--- EXERCISE MATERIAL ---

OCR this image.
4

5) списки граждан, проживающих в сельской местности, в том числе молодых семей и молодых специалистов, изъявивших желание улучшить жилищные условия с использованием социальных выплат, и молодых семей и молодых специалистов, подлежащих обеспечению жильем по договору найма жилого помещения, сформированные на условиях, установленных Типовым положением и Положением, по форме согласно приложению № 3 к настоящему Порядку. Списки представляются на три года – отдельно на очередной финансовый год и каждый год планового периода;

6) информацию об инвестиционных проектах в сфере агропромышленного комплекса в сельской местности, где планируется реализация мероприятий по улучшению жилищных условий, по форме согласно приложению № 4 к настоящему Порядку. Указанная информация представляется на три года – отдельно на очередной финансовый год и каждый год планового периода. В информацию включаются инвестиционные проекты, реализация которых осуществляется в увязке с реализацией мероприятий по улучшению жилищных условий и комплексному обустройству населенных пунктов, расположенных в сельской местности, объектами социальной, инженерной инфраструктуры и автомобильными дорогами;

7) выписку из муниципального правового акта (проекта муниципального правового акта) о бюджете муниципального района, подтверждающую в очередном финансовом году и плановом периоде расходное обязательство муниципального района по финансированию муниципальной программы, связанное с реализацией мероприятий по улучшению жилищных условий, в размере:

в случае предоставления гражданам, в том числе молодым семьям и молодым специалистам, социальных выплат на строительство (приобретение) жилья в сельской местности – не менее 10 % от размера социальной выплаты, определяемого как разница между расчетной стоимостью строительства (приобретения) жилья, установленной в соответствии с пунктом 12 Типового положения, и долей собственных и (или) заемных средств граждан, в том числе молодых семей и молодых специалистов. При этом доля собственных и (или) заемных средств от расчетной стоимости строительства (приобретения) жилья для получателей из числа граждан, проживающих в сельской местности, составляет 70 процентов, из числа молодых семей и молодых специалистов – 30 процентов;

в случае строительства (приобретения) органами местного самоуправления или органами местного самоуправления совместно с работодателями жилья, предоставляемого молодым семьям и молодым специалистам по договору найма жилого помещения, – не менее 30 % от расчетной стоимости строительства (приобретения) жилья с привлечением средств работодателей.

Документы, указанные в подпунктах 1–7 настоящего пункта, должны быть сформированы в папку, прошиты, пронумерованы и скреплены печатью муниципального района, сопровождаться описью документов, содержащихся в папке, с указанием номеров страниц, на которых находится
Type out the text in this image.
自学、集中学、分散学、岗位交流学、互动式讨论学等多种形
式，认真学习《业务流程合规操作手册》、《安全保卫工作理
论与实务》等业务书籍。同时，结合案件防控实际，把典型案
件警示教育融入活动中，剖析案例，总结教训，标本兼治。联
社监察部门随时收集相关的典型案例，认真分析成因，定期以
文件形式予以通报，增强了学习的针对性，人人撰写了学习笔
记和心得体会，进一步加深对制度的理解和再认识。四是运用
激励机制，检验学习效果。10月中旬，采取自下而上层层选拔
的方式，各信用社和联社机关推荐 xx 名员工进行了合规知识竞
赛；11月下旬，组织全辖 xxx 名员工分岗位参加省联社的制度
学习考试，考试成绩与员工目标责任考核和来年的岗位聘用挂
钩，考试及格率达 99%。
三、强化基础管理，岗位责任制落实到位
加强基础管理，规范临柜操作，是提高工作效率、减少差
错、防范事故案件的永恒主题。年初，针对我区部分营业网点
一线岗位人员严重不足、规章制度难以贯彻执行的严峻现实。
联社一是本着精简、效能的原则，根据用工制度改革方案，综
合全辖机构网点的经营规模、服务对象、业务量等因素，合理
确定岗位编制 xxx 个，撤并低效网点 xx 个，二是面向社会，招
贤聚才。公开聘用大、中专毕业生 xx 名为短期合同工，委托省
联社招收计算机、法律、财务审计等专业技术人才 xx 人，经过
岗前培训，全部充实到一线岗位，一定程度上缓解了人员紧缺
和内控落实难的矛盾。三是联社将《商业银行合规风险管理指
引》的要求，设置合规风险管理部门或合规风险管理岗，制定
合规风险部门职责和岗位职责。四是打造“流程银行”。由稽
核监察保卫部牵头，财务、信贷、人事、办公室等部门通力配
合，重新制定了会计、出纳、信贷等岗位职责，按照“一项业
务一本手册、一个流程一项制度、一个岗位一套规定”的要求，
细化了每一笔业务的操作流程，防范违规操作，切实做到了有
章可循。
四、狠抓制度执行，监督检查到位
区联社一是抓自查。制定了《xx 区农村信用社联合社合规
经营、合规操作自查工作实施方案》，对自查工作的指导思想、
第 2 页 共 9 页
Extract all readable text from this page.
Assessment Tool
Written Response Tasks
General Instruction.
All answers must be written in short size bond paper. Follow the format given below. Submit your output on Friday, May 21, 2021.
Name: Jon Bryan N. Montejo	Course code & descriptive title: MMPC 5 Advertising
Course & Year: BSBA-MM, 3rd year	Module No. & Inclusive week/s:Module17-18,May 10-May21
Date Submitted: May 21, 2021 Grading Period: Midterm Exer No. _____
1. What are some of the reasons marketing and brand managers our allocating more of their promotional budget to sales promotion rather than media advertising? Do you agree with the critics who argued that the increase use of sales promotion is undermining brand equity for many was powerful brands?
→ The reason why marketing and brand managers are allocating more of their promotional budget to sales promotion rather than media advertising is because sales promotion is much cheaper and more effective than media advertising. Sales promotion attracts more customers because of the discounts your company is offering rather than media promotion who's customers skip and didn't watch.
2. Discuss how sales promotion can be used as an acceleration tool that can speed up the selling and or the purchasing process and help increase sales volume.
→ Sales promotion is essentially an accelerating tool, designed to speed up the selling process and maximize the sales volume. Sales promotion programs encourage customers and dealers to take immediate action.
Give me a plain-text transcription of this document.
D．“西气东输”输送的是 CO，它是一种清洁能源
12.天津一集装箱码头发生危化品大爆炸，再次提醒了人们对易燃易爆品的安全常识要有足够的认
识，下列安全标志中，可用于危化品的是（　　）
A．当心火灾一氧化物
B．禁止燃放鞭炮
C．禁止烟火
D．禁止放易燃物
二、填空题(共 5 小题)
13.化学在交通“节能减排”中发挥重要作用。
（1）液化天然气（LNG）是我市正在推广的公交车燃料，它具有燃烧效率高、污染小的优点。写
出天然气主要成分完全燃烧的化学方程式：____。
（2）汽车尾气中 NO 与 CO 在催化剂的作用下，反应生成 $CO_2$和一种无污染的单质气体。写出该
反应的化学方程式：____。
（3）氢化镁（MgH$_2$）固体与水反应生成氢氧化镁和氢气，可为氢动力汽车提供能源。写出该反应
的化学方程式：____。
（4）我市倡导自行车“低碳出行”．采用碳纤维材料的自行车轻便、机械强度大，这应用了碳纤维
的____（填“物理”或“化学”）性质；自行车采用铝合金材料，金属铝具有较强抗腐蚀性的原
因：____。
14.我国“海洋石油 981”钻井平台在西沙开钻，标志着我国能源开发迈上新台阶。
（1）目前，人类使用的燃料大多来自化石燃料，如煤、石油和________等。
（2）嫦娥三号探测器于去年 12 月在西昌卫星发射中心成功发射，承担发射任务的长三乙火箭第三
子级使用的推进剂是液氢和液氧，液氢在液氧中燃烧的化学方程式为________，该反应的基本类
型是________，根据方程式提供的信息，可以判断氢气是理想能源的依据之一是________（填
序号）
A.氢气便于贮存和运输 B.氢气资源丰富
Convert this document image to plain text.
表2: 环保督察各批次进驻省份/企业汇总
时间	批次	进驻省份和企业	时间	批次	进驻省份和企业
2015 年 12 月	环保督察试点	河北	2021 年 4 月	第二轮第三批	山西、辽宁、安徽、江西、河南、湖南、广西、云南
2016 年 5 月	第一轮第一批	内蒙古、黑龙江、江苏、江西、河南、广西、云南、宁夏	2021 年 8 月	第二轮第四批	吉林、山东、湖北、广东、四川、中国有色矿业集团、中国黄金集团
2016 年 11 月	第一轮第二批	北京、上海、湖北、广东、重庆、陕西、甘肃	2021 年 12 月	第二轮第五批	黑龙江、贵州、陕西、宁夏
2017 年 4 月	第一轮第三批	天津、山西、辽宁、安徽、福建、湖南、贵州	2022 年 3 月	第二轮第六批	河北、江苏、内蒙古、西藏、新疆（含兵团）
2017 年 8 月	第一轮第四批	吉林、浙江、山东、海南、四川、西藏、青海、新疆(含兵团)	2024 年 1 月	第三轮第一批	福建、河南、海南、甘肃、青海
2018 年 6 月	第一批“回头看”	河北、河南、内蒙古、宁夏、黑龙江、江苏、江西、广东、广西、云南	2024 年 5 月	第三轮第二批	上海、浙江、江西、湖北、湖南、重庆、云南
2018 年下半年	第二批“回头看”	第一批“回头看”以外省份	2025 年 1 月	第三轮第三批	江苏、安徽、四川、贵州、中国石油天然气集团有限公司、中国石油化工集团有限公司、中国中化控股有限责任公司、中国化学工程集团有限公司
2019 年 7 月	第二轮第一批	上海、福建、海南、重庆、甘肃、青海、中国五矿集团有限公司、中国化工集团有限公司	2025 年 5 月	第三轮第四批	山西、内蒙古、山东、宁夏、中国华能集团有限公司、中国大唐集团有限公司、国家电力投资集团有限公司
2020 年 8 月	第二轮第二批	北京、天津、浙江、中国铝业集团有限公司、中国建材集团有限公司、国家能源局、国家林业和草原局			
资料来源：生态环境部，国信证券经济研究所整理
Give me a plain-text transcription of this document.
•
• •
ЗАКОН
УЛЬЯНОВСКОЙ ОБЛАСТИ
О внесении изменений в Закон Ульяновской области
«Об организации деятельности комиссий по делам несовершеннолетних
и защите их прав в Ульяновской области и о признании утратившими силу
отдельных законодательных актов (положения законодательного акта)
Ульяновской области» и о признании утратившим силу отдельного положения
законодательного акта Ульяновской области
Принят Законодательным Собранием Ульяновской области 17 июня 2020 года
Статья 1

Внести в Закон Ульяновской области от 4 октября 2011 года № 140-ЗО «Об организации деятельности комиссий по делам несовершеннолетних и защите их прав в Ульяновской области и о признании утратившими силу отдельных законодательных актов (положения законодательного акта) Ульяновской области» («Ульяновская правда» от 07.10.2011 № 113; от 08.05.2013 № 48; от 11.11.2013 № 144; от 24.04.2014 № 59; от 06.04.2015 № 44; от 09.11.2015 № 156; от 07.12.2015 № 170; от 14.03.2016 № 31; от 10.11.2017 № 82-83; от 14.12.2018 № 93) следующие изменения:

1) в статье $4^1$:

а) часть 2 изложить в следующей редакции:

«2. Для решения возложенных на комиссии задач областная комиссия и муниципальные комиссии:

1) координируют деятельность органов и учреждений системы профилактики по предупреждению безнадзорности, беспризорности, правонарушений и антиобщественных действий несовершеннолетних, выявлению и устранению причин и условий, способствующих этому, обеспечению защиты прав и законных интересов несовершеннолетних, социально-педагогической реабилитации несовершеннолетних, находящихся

---

TASK INSTRUCTIONS =
Copy down every line of the entries containing the word "средств".

RESULT OF THE EXERCISE =
в случае предоставления гражданам, в том числе молодым семьям и молодым специалистам, социальных выплат на строительство (приобретение) жилья в сельской местности – не менее 10 % от размера социальной выплаты, определяемого как разница между расчетной стоимостью строительства (приобретения) жилья, установленной в соответствии с пунктом 12 Типового положения, и долей собственных и (или) заемных средств граждан, в том числе молодых семей и молодых специалистов. При этом доля собственных и (или) заемных средств от расчетной стоимости строительства (приобретения) жилья для получателей из числа граждан, проживающих в сельской местности, составляет 70 процентов, из числа молодых семей и молодых специалистов – 30 процентов;
в случае строительства (приобретения) органами местного самоуправления или органами местного самоуправления совместно с работодателями жилья, предоставляемого молодым семьям и молодым специалистам по договору найма жилого помещения, – не менее 30 % от расчетной стоимости строительства (приобретения) жилья с привлечением средств работодателей.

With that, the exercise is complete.